> [TASK DESCRIPTION]: Report how many lines in the records below contain the word "overload". Give only the number.

> [TASK INPUT]:
※

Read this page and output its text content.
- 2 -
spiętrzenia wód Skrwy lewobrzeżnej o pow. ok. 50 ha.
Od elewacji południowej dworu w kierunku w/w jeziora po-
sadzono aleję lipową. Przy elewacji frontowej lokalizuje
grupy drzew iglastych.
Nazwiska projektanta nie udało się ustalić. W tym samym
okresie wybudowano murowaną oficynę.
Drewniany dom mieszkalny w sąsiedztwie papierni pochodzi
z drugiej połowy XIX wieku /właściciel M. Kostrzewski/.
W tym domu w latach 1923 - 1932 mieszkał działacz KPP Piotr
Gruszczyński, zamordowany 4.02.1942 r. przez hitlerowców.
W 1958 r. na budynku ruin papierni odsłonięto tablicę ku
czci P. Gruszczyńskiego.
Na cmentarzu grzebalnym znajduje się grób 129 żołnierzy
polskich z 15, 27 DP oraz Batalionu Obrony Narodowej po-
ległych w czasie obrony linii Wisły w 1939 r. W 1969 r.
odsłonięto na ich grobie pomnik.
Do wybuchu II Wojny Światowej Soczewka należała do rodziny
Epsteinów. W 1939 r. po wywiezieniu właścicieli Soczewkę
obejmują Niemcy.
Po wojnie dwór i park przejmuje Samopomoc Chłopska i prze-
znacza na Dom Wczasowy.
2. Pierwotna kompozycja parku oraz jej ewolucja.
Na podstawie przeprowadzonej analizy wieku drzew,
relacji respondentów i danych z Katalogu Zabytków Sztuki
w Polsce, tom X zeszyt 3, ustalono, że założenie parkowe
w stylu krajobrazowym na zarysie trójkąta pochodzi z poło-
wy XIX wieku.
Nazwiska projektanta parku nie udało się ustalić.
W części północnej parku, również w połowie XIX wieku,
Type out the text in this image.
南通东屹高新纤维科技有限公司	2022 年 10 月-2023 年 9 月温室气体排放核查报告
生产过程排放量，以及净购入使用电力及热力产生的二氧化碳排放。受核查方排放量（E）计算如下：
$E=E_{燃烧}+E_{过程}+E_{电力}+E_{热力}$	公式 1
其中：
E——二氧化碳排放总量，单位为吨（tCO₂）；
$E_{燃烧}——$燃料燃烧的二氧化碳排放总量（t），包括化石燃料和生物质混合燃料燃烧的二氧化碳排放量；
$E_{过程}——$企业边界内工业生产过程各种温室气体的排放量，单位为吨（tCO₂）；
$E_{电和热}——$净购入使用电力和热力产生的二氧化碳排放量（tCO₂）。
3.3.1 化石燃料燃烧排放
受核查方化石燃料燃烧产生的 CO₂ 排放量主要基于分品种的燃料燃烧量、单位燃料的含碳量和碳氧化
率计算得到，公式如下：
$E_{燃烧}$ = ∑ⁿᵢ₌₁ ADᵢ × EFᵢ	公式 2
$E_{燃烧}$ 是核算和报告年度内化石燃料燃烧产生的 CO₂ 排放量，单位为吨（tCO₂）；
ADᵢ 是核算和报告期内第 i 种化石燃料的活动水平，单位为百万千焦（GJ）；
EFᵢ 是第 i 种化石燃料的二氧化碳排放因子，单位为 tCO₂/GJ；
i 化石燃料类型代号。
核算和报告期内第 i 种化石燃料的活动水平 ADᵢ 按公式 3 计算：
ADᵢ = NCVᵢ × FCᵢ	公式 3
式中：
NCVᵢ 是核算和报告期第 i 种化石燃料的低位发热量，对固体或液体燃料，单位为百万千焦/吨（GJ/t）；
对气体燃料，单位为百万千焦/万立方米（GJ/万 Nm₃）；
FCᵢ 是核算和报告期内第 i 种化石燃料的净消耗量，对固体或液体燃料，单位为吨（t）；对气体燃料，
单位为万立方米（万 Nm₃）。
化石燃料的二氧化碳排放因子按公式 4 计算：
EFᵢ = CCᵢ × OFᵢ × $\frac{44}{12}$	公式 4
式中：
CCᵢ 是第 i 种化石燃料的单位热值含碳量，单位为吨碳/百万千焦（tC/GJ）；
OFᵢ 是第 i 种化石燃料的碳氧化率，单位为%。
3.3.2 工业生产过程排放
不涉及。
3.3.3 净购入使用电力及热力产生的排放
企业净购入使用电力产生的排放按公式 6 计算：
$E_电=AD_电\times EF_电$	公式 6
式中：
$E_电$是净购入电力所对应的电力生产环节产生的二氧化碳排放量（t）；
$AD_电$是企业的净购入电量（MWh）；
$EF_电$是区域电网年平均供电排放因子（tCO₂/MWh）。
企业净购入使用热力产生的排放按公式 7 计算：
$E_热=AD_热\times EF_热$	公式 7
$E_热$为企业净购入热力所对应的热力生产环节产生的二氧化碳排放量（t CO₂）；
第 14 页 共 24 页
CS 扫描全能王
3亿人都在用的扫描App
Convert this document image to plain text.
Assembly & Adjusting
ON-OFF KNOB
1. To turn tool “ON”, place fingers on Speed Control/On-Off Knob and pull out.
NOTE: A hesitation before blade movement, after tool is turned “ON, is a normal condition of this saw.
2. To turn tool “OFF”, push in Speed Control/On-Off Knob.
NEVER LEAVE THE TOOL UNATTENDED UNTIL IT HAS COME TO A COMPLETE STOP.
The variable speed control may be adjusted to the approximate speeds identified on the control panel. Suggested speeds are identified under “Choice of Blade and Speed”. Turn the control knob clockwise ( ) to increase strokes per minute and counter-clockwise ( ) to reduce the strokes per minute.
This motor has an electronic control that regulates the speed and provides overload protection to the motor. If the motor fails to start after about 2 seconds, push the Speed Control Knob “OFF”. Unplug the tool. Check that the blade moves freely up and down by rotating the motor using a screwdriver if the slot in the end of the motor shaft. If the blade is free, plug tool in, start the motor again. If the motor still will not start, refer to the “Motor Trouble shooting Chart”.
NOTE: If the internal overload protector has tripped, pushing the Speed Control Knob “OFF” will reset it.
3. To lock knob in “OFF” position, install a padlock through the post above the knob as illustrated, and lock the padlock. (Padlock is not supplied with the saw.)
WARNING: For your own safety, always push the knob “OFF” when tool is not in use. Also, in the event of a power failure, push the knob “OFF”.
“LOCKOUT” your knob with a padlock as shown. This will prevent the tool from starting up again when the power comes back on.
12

※

> [WRITTEN REPLY]: 2